▶ _Instructions to follow_
Can you transcribe every record below exactly as it appears?

▶ _Records supplied_
◇ ◇ ◇ ◇ ◇
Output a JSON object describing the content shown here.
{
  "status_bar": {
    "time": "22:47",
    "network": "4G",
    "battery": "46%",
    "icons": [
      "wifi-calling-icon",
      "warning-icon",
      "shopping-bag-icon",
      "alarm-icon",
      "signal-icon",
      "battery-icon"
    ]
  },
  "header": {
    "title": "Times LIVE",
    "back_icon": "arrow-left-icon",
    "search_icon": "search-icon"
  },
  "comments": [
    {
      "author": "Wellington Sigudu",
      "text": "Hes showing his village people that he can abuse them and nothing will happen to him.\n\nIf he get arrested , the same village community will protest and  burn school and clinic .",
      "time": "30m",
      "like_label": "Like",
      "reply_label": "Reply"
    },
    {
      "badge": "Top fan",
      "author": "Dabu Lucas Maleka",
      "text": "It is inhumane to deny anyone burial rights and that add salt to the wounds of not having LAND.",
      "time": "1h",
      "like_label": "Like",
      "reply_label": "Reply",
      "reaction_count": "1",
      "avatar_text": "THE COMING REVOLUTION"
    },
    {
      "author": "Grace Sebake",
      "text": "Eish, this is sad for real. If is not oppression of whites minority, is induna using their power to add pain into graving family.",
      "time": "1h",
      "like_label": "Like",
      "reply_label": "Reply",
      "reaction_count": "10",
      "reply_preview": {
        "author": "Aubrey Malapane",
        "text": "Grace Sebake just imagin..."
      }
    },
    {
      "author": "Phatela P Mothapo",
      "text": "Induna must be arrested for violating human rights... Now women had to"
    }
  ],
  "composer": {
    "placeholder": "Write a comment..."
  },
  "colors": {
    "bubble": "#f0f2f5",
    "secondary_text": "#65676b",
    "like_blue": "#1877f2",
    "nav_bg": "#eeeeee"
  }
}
◇ ◇ ◇ ◇ ◇
▶ _Result for this exercise_
Output a JSON object describing the content shown here.
{
  "status_bar": {
    "time": "22:47",
    "network": "4G",
    "battery": "46%",
    "icons": [
      "wifi-calling-icon",
      "warning-icon",
      "shopping-bag-icon",
      "alarm-icon",
      "signal-icon",
      "battery-icon"
    ]
  },
  "header": {
    "title": "Times LIVE",
    "back_icon": "arrow-left-icon",
    "search_icon": "search-icon"
  },
  "comments": [
    {
      "author": "Wellington Sigudu",
      "text": "Hes showing his village people that he can abuse them and nothing will happen to him.\n\nIf he get arrested , the same village community will protest and  burn school and clinic .",
      "time": "30m",
      "like_label": "Like",
      "reply_label": "Reply"
    },
    {
      "badge": "Top fan",
      "author": "Dabu Lucas Maleka",
      "text": "It is inhumane to deny anyone burial rights and that add salt to the wounds of not having LAND.",
      "time": "1h",
      "like_label": "Like",
      "reply_label": "Reply",
      "reaction_count": "1",
      "avatar_text": "THE COMING REVOLUTION"
    },
    {
      "author": "Grace Sebake",
      "text": "Eish, this is sad for real. If is not oppression of whites minority, is induna using their power to add pain into graving family.",
      "time": "1h",
      "like_label": "Like",
      "reply_label": "Reply",
      "reaction_count": "10",
      "reply_preview": {
        "author": "Aubrey Malapane",
        "text": "Grace Sebake just imagin..."
      }
    },
    {
      "author": "Phatela P Mothapo",
      "text": "Induna must be arrested for violating human rights... Now women had to"
    }
  ],
  "composer": {
    "placeholder": "Write a comment..."
  },
  "colors": {
    "bubble": "#f0f2f5",
    "secondary_text": "#65676b",
    "like_blue": "#1877f2",
    "nav_bg": "#eeeeee"
  }
}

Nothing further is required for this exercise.